> **Short exercise**: Wherever a line holds the string "primarily", copy that line.

── The records

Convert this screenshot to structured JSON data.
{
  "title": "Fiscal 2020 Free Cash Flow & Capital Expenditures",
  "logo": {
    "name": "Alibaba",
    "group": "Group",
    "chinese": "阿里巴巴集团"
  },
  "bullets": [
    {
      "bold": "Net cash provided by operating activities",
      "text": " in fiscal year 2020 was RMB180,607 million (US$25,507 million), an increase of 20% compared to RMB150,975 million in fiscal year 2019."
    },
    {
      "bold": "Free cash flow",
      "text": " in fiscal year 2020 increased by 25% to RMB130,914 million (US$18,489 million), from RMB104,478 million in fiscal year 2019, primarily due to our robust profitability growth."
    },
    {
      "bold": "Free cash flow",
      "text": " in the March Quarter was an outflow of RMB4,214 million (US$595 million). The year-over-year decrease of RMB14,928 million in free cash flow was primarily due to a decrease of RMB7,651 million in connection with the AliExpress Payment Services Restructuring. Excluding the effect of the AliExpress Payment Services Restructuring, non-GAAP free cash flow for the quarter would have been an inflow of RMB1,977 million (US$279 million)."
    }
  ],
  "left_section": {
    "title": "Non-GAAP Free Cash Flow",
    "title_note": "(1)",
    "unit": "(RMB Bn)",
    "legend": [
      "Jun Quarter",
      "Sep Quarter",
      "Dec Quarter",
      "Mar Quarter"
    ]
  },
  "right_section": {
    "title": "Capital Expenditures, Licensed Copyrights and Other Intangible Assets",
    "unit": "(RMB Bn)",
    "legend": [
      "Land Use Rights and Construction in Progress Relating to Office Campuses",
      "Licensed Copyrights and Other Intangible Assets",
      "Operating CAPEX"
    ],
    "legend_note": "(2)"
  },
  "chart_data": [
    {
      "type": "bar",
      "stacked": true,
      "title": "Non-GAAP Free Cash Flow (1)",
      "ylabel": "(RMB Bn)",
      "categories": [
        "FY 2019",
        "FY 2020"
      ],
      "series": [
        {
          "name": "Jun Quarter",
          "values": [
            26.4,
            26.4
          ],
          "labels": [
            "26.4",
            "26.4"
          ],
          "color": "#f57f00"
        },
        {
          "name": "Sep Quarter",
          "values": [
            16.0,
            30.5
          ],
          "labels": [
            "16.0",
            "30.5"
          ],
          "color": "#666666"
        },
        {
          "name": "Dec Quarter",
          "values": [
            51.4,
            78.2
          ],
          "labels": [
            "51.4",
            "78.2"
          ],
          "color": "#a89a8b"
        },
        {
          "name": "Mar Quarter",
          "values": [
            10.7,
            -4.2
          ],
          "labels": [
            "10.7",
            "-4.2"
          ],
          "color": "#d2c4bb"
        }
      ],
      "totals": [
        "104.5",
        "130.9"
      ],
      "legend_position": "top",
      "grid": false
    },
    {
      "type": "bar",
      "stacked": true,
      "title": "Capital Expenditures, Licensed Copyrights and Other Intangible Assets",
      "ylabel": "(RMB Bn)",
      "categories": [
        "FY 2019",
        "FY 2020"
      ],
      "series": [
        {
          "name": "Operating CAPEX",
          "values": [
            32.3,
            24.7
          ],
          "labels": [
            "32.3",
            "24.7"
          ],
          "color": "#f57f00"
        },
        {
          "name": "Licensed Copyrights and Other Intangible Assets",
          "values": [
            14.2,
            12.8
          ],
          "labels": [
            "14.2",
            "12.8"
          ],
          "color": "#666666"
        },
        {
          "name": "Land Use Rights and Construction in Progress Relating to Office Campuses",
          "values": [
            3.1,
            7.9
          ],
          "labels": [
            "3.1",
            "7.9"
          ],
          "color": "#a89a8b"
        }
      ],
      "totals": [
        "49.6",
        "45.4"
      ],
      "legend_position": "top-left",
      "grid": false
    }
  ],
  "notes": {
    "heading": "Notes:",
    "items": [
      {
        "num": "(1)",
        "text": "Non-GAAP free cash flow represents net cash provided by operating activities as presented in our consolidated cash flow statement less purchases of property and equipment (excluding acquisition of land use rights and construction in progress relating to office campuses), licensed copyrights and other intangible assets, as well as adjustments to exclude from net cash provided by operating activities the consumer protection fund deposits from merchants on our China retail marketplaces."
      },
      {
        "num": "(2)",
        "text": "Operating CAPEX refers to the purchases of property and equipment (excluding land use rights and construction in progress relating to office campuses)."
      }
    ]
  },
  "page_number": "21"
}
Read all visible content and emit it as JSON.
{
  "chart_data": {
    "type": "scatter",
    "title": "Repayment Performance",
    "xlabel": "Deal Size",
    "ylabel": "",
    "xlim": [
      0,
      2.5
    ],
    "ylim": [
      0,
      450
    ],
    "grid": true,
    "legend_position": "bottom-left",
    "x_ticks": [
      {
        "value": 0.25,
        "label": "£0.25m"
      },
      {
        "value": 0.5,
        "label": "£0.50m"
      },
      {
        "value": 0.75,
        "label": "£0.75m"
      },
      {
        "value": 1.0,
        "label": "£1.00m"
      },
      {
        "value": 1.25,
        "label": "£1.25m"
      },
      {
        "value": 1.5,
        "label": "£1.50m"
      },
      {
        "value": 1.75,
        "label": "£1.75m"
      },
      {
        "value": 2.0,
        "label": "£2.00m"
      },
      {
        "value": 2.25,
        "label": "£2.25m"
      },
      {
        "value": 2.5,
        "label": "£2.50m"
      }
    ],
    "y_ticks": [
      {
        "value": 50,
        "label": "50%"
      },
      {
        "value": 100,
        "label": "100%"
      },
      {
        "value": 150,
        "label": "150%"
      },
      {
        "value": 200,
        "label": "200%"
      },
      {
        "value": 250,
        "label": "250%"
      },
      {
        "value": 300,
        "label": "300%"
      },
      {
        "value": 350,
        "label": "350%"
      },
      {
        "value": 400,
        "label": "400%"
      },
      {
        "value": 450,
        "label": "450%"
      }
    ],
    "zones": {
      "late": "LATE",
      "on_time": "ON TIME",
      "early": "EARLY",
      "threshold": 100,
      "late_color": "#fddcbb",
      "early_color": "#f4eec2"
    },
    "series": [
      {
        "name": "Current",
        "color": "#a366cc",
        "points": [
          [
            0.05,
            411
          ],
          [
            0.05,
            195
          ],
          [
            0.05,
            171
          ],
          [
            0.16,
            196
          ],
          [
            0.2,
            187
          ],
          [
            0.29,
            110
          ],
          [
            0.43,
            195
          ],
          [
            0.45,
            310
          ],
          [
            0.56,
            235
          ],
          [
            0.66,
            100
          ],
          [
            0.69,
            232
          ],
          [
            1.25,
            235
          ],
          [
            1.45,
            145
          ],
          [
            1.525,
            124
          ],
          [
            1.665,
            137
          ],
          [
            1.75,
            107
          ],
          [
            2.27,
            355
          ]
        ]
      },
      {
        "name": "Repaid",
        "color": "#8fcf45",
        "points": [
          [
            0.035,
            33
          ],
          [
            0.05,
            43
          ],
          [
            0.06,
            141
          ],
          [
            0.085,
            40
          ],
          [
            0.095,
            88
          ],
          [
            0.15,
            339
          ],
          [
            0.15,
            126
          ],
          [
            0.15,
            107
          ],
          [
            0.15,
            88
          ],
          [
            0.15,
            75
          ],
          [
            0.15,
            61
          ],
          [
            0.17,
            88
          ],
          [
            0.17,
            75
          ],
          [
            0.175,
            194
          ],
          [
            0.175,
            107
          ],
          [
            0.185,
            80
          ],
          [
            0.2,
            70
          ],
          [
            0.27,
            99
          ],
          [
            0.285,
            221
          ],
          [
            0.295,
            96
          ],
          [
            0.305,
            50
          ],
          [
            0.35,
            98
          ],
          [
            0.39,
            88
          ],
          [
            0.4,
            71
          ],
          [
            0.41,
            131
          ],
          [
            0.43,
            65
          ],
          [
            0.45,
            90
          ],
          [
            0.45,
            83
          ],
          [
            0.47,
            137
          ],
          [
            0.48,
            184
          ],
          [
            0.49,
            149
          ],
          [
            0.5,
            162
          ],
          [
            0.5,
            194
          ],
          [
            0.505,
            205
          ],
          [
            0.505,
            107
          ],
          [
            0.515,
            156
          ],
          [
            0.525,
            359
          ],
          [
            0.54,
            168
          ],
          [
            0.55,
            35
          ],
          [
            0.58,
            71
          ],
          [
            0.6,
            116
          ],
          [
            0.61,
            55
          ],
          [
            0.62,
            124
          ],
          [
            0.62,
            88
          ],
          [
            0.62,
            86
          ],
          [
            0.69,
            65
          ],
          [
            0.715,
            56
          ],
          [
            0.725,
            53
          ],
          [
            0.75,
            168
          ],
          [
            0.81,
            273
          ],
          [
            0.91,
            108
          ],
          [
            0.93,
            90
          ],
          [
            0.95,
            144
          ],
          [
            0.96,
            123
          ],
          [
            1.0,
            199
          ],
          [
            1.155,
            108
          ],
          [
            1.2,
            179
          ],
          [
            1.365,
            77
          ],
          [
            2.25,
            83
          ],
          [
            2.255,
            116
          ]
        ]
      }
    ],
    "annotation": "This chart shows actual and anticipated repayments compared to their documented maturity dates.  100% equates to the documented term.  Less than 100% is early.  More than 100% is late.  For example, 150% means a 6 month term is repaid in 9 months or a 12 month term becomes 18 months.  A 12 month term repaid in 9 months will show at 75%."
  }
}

────

> **Result for this task**:
      "text": " in fiscal year 2020 increased by 25% to RMB130,914 million (US$18,489 million), from RMB104,478 million in fiscal year 2019, primarily due to our robust profitability growth."
      "text": " in the March Quarter was an outflow of RMB4,214 million (US$595 million). The year-over-year decrease of RMB14,928 million in free cash flow was primarily due to a decrease of RMB7,651 million in connection with the AliExpress Payment Services Restructuring. Excluding the effect of the AliExpress Payment Services Restructuring, non-GAAP free cash flow for the quarter would have been an inflow of RMB1,977 million (US$279 million)."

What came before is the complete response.